## Task brief
Extract each line where the string "часов" shows up.

## Entries shown
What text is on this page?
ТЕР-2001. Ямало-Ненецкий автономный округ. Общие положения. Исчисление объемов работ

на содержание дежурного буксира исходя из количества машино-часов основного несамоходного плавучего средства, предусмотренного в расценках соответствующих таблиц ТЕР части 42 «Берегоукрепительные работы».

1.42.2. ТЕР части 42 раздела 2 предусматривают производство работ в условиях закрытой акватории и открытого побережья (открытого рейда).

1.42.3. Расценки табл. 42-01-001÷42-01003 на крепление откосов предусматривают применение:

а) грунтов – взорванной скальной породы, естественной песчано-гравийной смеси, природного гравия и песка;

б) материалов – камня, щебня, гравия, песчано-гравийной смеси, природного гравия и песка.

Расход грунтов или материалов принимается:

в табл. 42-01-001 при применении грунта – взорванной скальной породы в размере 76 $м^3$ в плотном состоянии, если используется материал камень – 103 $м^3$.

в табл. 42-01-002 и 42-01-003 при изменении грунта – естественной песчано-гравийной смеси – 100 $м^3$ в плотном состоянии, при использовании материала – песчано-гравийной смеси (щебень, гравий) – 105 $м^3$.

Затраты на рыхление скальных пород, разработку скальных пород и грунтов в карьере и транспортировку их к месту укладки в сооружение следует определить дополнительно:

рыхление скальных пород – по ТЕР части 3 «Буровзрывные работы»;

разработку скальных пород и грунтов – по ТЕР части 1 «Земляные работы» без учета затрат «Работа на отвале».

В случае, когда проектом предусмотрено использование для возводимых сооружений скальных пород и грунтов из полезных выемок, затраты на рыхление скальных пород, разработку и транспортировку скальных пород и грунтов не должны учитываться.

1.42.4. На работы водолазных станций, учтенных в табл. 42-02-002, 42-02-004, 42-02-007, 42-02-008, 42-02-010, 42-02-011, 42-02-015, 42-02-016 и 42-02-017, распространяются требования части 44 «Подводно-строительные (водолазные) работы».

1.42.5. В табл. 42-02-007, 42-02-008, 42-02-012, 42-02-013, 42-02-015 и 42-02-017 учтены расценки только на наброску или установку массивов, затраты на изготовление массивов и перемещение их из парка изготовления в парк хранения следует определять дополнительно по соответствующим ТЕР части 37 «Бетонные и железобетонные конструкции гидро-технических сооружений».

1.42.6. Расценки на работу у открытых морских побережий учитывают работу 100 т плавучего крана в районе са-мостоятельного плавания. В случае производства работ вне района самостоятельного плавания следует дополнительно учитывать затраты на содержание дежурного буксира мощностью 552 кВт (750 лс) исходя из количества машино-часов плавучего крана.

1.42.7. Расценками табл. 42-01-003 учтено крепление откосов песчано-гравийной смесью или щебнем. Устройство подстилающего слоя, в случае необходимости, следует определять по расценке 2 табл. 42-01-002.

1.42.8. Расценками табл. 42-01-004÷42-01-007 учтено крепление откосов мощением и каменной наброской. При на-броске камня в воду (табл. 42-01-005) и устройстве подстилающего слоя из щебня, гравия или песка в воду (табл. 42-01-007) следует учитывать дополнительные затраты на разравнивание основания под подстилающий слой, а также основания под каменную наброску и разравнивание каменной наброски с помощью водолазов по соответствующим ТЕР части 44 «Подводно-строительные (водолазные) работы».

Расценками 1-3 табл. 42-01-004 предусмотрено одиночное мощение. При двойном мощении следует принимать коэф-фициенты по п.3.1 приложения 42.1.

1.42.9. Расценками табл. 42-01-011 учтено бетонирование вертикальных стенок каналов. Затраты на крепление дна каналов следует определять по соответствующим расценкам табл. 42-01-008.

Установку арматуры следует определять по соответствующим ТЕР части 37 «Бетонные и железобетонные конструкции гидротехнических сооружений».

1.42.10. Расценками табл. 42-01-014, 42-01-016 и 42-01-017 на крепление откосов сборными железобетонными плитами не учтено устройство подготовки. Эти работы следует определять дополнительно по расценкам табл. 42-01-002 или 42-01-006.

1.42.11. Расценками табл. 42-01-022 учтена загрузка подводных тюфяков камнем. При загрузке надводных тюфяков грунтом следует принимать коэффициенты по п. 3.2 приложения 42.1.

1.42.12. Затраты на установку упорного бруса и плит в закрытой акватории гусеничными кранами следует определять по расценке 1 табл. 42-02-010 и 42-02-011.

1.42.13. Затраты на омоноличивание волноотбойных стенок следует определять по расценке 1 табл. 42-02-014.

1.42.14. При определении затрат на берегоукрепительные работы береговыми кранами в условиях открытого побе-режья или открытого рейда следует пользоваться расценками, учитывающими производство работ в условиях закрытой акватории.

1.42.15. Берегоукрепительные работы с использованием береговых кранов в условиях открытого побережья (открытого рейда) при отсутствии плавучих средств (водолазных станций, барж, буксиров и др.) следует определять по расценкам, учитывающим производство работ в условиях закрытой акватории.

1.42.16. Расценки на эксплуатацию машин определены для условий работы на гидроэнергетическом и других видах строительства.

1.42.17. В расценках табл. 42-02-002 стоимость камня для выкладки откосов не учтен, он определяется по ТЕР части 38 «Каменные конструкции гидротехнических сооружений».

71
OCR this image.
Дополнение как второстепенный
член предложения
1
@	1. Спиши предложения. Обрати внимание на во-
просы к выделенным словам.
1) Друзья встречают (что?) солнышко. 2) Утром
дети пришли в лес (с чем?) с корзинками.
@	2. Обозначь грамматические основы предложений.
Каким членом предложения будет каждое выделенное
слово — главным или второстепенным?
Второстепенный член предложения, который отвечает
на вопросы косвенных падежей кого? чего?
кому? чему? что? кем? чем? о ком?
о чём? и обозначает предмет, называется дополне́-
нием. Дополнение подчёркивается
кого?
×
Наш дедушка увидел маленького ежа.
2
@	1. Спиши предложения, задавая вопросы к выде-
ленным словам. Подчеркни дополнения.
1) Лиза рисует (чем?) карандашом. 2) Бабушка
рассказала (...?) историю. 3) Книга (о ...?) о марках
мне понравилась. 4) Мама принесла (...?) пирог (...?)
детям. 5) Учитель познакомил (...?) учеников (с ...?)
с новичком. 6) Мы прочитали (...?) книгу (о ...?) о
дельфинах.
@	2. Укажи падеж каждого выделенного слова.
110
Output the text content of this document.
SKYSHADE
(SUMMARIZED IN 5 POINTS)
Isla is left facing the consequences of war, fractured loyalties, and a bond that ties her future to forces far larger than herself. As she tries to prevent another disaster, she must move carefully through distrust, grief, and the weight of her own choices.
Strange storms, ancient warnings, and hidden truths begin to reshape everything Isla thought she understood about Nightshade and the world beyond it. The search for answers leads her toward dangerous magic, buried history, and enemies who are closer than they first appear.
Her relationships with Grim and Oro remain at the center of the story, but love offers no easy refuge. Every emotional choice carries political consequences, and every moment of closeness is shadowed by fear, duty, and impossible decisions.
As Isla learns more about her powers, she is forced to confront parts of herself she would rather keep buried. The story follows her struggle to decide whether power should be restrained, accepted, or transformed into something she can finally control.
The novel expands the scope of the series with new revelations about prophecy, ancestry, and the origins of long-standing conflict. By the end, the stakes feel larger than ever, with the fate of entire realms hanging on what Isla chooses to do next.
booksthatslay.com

## Solution to this task
на содержание дежурного буксира исходя из количества машино-часов основного несамоходного плавучего средства, предусмотренного в расценках соответствующих таблиц ТЕР части 42 «Берегоукрепительные работы».
1.42.6. Расценки на работу у открытых морских побережий учитывают работу 100 т плавучего крана в районе са-мостоятельного плавания. В случае производства работ вне района самостоятельного плавания следует дополнительно учитывать затраты на содержание дежурного буксира мощностью 552 кВт (750 лс) исходя из количества машино-часов плавучего крана.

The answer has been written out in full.